◆ Work required:
Copy out, from the data below, each line in which the word "AIDS" occurs.

'''

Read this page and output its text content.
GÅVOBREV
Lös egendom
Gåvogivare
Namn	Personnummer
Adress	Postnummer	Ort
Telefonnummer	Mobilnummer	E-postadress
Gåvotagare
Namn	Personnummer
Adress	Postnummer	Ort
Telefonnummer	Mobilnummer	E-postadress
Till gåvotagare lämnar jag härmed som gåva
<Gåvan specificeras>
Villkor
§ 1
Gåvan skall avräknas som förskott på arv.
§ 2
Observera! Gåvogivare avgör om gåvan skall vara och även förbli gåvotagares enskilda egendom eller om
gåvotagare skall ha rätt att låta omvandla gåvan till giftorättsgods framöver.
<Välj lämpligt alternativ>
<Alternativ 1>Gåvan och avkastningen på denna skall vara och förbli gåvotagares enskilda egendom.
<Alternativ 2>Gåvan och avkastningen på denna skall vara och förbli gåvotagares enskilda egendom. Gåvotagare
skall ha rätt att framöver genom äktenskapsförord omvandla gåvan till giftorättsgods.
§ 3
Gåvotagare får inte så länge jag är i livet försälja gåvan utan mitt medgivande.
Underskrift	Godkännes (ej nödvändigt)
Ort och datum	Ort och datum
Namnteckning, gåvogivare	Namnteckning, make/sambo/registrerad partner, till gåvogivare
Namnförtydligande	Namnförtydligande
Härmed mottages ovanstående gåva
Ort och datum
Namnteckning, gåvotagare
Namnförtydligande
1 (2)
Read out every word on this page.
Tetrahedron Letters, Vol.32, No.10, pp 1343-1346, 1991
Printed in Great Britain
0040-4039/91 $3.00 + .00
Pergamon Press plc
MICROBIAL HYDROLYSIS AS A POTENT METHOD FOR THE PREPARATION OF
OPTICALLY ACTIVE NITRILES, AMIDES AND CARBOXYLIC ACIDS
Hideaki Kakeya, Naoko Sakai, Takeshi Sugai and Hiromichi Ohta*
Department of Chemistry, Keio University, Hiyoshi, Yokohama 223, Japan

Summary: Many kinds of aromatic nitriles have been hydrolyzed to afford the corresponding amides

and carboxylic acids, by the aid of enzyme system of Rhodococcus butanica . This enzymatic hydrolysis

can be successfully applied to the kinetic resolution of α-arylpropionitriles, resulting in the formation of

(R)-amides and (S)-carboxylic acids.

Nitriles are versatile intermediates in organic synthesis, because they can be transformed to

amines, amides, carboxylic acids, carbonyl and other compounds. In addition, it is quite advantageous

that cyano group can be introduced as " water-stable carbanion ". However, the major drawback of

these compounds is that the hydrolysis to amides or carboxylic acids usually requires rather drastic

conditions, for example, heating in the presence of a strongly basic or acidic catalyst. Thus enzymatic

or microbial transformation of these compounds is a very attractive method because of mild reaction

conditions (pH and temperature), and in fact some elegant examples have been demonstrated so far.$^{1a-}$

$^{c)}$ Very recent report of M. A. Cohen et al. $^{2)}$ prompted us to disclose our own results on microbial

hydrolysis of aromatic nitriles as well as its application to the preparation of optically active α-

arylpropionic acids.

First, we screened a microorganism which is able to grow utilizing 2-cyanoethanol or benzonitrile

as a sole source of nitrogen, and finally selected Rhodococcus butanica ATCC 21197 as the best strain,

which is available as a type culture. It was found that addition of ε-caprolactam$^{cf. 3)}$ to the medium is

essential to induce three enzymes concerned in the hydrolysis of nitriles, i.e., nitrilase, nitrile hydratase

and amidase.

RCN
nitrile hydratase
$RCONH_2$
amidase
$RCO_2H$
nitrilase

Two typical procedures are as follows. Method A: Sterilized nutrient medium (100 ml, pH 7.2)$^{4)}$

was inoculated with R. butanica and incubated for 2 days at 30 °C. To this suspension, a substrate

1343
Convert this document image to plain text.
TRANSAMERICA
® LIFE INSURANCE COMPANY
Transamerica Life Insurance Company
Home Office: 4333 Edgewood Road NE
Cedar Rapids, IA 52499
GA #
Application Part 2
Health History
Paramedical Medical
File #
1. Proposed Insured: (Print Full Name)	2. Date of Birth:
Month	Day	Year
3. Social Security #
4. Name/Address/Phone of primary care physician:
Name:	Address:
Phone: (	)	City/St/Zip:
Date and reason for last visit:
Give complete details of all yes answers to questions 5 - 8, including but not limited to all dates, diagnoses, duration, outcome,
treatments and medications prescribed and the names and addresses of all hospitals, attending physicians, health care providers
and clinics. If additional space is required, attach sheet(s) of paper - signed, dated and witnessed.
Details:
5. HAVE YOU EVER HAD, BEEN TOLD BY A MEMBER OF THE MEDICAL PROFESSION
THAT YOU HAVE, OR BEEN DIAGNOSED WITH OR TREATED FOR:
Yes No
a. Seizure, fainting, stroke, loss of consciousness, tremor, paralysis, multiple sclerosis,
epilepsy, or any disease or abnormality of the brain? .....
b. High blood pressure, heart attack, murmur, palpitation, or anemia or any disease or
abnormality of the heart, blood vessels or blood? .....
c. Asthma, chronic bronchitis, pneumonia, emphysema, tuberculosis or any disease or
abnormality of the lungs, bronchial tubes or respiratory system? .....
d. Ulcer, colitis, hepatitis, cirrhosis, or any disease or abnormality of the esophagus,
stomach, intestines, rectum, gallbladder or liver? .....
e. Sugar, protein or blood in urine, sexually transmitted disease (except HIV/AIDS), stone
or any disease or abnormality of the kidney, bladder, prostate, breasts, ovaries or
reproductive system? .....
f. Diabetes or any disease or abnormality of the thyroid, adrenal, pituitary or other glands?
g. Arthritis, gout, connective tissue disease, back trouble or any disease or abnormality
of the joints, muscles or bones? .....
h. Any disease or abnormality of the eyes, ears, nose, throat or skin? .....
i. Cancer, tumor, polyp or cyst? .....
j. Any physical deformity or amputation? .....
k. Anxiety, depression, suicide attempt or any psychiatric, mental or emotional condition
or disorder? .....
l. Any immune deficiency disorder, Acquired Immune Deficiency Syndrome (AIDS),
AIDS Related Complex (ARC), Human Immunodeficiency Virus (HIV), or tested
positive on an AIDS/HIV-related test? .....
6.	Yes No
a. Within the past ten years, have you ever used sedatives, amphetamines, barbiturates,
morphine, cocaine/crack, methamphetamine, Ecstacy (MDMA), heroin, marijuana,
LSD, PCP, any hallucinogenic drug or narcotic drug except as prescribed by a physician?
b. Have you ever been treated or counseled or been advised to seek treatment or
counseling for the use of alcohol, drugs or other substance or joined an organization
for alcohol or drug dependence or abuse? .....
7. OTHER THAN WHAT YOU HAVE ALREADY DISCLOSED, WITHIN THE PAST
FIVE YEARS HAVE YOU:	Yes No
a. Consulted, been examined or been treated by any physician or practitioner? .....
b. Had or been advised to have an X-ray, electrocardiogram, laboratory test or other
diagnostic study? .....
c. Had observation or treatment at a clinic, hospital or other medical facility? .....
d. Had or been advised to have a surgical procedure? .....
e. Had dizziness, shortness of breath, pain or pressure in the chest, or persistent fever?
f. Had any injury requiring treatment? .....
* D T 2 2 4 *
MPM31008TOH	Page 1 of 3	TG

'''

◆ Written response:
e. Sugar, protein or blood in urine, sexually transmitted disease (except HIV/AIDS), stone
l. Any immune deficiency disorder, Acquired Immune Deficiency Syndrome (AIDS),
AIDS Related Complex (ARC), Human Immunodeficiency Virus (HIV), or tested
positive on an AIDS/HIV-related test? .....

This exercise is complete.